THE REQUEST: Pick out the lines below that contain the string "ylabel" and copy them all.

SUPPLIED DATA:
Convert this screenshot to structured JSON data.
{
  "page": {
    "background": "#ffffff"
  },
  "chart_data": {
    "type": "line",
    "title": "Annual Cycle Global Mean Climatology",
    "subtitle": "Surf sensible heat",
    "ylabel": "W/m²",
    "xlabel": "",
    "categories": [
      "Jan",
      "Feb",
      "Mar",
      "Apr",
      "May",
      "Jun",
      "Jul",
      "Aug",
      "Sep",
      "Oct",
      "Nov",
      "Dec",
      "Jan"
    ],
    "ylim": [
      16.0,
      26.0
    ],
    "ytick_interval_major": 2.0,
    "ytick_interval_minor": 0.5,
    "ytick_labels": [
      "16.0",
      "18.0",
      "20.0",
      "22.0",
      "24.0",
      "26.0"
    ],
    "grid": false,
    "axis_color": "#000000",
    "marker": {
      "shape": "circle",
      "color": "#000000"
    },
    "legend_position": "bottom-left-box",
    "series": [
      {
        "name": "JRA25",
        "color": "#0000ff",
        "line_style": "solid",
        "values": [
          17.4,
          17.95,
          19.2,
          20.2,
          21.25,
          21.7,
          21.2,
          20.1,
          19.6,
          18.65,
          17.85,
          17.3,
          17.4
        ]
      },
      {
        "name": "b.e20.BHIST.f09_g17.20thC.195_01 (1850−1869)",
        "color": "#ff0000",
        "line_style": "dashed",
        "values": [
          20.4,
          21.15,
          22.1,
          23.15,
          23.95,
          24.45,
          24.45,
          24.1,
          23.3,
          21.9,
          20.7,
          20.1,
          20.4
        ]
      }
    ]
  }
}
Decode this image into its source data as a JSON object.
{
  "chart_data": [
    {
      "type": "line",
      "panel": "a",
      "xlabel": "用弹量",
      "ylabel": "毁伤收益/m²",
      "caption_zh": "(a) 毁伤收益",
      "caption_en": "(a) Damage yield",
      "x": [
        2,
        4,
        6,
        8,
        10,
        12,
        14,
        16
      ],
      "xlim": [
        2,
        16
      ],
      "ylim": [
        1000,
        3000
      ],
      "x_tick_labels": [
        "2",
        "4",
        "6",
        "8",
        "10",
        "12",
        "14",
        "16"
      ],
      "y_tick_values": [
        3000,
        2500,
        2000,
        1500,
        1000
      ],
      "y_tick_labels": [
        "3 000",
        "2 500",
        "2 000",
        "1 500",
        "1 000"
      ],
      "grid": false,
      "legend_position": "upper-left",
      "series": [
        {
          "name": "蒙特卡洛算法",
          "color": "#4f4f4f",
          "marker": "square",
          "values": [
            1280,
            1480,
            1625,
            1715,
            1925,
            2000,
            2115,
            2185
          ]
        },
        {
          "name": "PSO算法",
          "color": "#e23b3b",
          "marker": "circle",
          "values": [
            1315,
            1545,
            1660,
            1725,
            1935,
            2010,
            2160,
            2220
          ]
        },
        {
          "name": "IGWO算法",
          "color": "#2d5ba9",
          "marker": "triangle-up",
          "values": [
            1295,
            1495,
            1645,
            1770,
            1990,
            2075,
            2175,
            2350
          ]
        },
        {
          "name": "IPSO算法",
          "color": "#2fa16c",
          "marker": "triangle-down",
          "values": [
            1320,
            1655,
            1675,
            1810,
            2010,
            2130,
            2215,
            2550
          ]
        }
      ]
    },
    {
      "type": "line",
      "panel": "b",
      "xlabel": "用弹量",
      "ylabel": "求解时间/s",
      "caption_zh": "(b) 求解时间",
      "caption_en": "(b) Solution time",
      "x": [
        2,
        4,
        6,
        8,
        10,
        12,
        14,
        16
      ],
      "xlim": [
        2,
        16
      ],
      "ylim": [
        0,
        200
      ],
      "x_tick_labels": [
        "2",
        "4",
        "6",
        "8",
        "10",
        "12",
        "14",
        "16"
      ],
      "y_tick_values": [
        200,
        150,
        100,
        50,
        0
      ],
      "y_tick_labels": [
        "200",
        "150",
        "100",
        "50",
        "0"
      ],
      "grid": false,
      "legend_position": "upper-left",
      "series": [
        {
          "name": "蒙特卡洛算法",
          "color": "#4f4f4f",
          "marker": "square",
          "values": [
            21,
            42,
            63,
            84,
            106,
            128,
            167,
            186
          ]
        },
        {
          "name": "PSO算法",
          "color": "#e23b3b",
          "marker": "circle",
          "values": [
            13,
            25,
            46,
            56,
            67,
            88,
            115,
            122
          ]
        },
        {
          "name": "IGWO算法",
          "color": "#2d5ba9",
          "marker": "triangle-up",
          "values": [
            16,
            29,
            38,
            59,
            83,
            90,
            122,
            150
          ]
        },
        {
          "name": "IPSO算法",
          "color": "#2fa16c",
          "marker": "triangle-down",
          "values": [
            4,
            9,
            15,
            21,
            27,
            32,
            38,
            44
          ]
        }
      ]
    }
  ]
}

SOLUTION FOR THIS EXERCISE:
    "ylabel": "W/m²",
      "ylabel": "毁伤收益/m²",
      "ylabel": "求解时间/s",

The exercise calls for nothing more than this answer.